Exercise directions:
Transcribe every line, keeping it exact.

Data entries
----------
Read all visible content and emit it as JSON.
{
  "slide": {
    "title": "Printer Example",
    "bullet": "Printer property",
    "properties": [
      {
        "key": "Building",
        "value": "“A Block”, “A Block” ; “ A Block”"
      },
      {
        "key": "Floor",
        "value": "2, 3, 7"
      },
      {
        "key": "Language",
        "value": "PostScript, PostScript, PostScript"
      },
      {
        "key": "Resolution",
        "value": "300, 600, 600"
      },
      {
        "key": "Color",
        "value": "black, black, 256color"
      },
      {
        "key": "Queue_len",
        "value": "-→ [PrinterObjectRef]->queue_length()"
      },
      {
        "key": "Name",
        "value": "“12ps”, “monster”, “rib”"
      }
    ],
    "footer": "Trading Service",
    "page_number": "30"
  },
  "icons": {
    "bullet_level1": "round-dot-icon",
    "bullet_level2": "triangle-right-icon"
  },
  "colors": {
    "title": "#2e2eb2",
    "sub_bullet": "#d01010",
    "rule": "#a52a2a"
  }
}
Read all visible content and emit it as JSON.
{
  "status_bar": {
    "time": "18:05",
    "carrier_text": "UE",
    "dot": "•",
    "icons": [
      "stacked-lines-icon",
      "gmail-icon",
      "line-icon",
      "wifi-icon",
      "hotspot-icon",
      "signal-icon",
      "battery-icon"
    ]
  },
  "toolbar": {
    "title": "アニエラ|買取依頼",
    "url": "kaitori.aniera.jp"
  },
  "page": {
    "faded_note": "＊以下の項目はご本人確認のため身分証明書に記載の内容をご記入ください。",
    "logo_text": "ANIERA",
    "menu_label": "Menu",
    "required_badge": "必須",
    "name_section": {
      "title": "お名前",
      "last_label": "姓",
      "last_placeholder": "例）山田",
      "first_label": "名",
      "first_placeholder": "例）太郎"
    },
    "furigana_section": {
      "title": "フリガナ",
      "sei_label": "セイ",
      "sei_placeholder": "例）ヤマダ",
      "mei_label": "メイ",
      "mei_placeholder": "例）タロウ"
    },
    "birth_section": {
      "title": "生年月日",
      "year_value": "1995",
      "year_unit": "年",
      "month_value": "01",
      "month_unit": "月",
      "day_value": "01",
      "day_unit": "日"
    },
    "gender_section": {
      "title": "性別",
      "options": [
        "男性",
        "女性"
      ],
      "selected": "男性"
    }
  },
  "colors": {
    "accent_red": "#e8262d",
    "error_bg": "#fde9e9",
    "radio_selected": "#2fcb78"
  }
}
----------
Answer:
Read all visible content and emit it as JSON.
{
  "slide": {
    "title": "Printer Example",
    "bullet": "Printer property",
    "properties": [
      {
        "key": "Building",
        "value": "“A Block”, “A Block” ; “ A Block”"
      },
      {
        "key": "Floor",
        "value": "2, 3, 7"
      },
      {
        "key": "Language",
        "value": "PostScript, PostScript, PostScript"
      },
      {
        "key": "Resolution",
        "value": "300, 600, 600"
      },
      {
        "key": "Color",
        "value": "black, black, 256color"
      },
      {
        "key": "Queue_len",
        "value": "-→ [PrinterObjectRef]->queue_length()"
      },
      {
        "key": "Name",
        "value": "“12ps”, “monster”, “rib”"
      }
    ],
    "footer": "Trading Service",
    "page_number": "30"
  },
  "icons": {
    "bullet_level1": "round-dot-icon",
    "bullet_level2": "triangle-right-icon"
  },
  "colors": {
    "title": "#2e2eb2",
    "sub_bullet": "#d01010",
    "rule": "#a52a2a"
  }
}
Read all visible content and emit it as JSON.
{
  "status_bar": {
    "time": "18:05",
    "carrier_text": "UE",
    "dot": "•",
    "icons": [
      "stacked-lines-icon",
      "gmail-icon",
      "line-icon",
      "wifi-icon",
      "hotspot-icon",
      "signal-icon",
      "battery-icon"
    ]
  },
  "toolbar": {
    "title": "アニエラ|買取依頼",
    "url": "kaitori.aniera.jp"
  },
  "page": {
    "faded_note": "＊以下の項目はご本人確認のため身分証明書に記載の内容をご記入ください。",
    "logo_text": "ANIERA",
    "menu_label": "Menu",
    "required_badge": "必須",
    "name_section": {
      "title": "お名前",
      "last_label": "姓",
      "last_placeholder": "例）山田",
      "first_label": "名",
      "first_placeholder": "例）太郎"
    },
    "furigana_section": {
      "title": "フリガナ",
      "sei_label": "セイ",
      "sei_placeholder": "例）ヤマダ",
      "mei_label": "メイ",
      "mei_placeholder": "例）タロウ"
    },
    "birth_section": {
      "title": "生年月日",
      "year_value": "1995",
      "year_unit": "年",
      "month_value": "01",
      "month_unit": "月",
      "day_value": "01",
      "day_unit": "日"
    },
    "gender_section": {
      "title": "性別",
      "options": [
        "男性",
        "女性"
      ],
      "selected": "男性"
    }
  },
  "colors": {
    "accent_red": "#e8262d",
    "error_bg": "#fde9e9",
    "radio_selected": "#2fcb78"
  }
}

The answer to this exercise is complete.